### YOUR INSTRUCTIONS:
From the entries below, extract every line that includes the word "项目代码".

■ ■ ■ ■ ■

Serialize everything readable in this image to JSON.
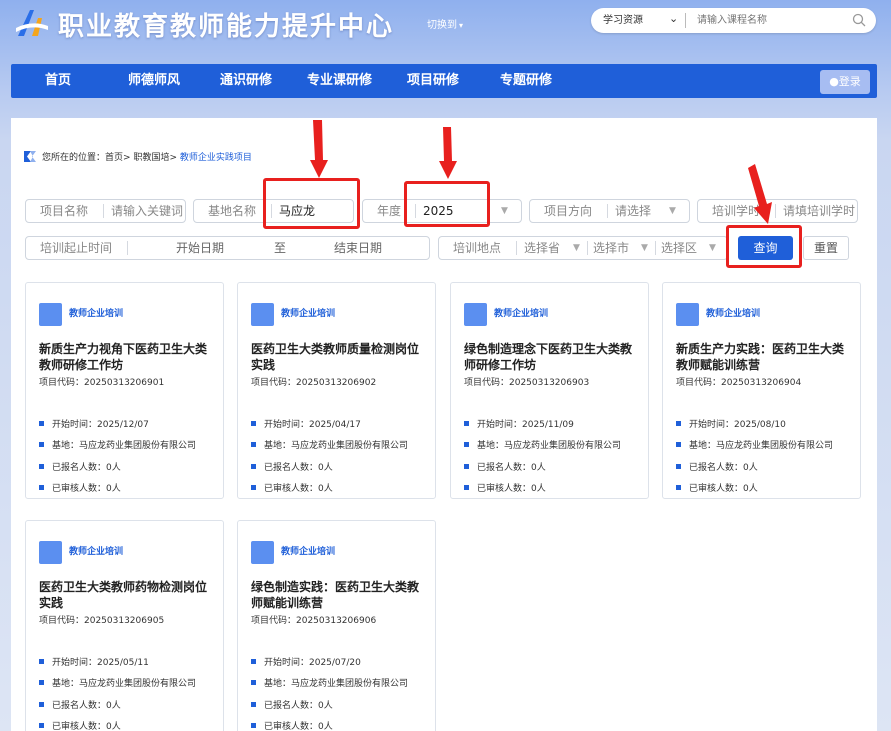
{
  "header": {
    "site_title": "职业教育教师能力提升中心",
    "switch_label": "切换到",
    "search": {
      "select_value": "学习资源",
      "placeholder": "请输入课程名称"
    }
  },
  "nav": {
    "items": [
      {
        "label": "首页"
      },
      {
        "label": "师德师风"
      },
      {
        "label": "通识研修"
      },
      {
        "label": "专业课研修"
      },
      {
        "label": "项目研修"
      },
      {
        "label": "专题研修"
      }
    ],
    "login_label": "登录"
  },
  "breadcrumb": {
    "prefix": "您所在的位置：",
    "home": "首页",
    "sep": ">",
    "level2": "职教国培",
    "current": "教师企业实践项目"
  },
  "filters": {
    "project_name": {
      "label": "项目名称",
      "placeholder": "请输入关键词"
    },
    "base_name": {
      "label": "基地名称",
      "value": "马应龙"
    },
    "year": {
      "label": "年度",
      "value": "2025"
    },
    "direction": {
      "label": "项目方向",
      "placeholder": "请选择"
    },
    "hours": {
      "label": "培训学时",
      "placeholder": "请填培训学时"
    },
    "period": {
      "label": "培训起止时间",
      "start_placeholder": "开始日期",
      "to": "至",
      "end_placeholder": "结束日期"
    },
    "location": {
      "label": "培训地点",
      "province": "选择省",
      "city": "选择市",
      "district": "选择区"
    },
    "query_label": "查询",
    "reset_label": "重置"
  },
  "cards": [
    {
      "tag": "教师企业培训",
      "title": "新质生产力视角下医药卫生大类教师研修工作坊",
      "code": "项目代码：20250313206901",
      "start": "开始时间：2025/12/07",
      "base": "基地：马应龙药业集团股份有限公司",
      "enrolled": "已报名人数：0人",
      "reviewed": "已审核人数：0人"
    },
    {
      "tag": "教师企业培训",
      "title": "医药卫生大类教师质量检测岗位实践",
      "code": "项目代码：20250313206902",
      "start": "开始时间：2025/04/17",
      "base": "基地：马应龙药业集团股份有限公司",
      "enrolled": "已报名人数：0人",
      "reviewed": "已审核人数：0人"
    },
    {
      "tag": "教师企业培训",
      "title": "绿色制造理念下医药卫生大类教师研修工作坊",
      "code": "项目代码：20250313206903",
      "start": "开始时间：2025/11/09",
      "base": "基地：马应龙药业集团股份有限公司",
      "enrolled": "已报名人数：0人",
      "reviewed": "已审核人数：0人"
    },
    {
      "tag": "教师企业培训",
      "title": "新质生产力实践：医药卫生大类教师赋能训练营",
      "code": "项目代码：20250313206904",
      "start": "开始时间：2025/08/10",
      "base": "基地：马应龙药业集团股份有限公司",
      "enrolled": "已报名人数：0人",
      "reviewed": "已审核人数：0人"
    },
    {
      "tag": "教师企业培训",
      "title": "医药卫生大类教师药物检测岗位实践",
      "code": "项目代码：20250313206905",
      "start": "开始时间：2025/05/11",
      "base": "基地：马应龙药业集团股份有限公司",
      "enrolled": "已报名人数：0人",
      "reviewed": "已审核人数：0人"
    },
    {
      "tag": "教师企业培训",
      "title": "绿色制造实践：医药卫生大类教师赋能训练营",
      "code": "项目代码：20250313206906",
      "start": "开始时间：2025/07/20",
      "base": "基地：马应龙药业集团股份有限公司",
      "enrolled": "已报名人数：0人",
      "reviewed": "已审核人数：0人"
    }
  ],
  "colors": {
    "primary": "#1f5fd9",
    "highlight": "#e8201e",
    "card_border": "#dde2ea"
  }
}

■ ■ ■ ■ ■

### THE COMPLETED TASK:
      "code": "项目代码：20250313206901",
      "code": "项目代码：20250313206902",
      "code": "项目代码：20250313206903",
      "code": "项目代码：20250313206904",
      "code": "项目代码：20250313206905",
      "code": "项目代码：20250313206906",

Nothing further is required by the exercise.